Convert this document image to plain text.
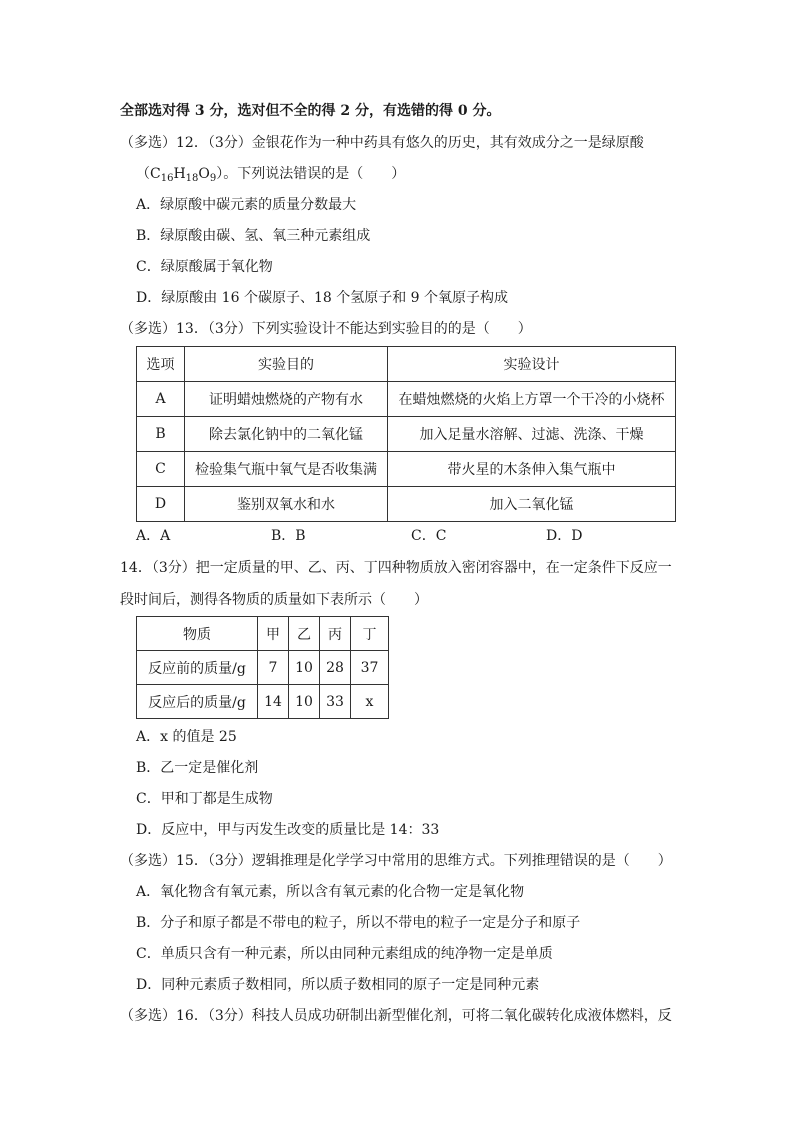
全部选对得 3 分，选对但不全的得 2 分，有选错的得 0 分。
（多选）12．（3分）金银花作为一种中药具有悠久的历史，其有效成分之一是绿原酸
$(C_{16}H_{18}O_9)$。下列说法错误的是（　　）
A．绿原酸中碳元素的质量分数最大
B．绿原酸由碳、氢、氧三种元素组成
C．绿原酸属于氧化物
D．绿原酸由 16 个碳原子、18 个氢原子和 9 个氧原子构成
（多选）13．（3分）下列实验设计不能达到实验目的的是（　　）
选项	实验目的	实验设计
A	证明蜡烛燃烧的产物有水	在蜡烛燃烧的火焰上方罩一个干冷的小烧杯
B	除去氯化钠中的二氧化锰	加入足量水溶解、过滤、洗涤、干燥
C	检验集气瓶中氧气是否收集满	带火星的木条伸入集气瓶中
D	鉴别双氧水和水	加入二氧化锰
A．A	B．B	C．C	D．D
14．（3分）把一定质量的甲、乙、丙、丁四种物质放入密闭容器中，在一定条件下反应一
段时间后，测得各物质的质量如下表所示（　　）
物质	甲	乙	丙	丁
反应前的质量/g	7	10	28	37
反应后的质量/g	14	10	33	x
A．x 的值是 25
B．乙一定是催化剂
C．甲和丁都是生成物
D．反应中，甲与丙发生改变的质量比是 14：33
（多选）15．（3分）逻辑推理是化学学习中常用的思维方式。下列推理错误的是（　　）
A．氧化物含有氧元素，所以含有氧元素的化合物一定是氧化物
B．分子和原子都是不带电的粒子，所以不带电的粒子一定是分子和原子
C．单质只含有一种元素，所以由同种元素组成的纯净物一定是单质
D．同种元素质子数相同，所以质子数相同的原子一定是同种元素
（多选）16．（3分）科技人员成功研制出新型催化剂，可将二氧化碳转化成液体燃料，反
-- -- --
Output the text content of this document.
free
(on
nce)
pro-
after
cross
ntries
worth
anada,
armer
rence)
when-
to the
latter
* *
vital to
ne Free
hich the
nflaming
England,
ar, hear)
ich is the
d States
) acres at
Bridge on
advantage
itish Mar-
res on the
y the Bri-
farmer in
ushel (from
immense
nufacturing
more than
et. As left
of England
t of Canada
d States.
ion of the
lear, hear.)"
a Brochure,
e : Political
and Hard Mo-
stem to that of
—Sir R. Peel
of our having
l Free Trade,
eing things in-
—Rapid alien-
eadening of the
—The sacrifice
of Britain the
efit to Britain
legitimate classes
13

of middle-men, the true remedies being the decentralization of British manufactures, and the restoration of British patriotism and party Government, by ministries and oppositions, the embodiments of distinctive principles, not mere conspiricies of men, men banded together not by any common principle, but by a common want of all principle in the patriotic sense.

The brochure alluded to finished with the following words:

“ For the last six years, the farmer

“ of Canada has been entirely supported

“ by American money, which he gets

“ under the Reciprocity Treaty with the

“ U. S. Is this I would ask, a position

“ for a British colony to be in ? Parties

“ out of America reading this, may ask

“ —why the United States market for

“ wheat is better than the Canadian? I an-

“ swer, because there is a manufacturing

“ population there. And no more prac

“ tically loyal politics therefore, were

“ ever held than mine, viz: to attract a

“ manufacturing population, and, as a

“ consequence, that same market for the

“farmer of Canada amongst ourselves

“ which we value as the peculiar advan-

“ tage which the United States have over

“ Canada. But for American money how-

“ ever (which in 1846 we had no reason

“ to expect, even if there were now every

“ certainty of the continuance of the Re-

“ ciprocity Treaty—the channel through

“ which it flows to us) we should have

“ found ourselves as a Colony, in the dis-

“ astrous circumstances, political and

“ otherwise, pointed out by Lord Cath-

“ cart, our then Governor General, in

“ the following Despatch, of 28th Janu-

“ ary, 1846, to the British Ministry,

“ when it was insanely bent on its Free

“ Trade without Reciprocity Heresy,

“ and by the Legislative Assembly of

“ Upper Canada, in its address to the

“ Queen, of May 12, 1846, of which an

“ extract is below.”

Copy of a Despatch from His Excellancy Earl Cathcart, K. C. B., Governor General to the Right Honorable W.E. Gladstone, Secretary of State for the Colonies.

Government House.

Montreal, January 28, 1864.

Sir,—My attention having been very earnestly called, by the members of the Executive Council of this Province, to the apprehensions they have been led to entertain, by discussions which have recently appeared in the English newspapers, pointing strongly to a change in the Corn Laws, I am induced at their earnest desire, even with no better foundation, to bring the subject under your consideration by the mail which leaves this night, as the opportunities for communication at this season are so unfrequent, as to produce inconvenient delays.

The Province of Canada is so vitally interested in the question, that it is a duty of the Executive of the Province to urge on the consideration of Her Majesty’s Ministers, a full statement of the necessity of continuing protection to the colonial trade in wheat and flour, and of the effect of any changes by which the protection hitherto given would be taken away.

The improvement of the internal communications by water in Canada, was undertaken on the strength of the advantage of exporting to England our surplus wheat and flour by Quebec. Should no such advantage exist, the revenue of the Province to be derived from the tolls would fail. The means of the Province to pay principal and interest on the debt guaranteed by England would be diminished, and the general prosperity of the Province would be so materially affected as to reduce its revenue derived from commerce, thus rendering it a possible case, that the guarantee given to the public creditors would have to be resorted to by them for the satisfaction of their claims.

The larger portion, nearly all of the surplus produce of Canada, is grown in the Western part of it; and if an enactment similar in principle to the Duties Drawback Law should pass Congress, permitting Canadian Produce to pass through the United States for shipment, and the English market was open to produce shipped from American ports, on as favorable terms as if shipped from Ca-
-- -- --
Using the listing, copy every line where the word "from" shows up.

__REPLY TO THE EXERCISE__:
ushel (from
Copy of a Despatch from His Excellancy Earl Cathcart, K. C. B., Governor General to the Right Honorable W.E. Gladstone, Secretary of State for the Colonies.
The improvement of the internal communications by water in Canada, was undertaken on the strength of the advantage of exporting to England our surplus wheat and flour by Quebec. Should no such advantage exist, the revenue of the Province to be derived from the tolls would fail. The means of the Province to pay principal and interest on the debt guaranteed by England would be diminished, and the general prosperity of the Province would be so materially affected as to reduce its revenue derived from commerce, thus rendering it a possible case, that the guarantee given to the public creditors would have to be resorted to by them for the satisfaction of their claims.
The larger portion, nearly all of the surplus produce of Canada, is grown in the Western part of it; and if an enactment similar in principle to the Duties Drawback Law should pass Congress, permitting Canadian Produce to pass through the United States for shipment, and the English market was open to produce shipped from American ports, on as favorable terms as if shipped from Ca-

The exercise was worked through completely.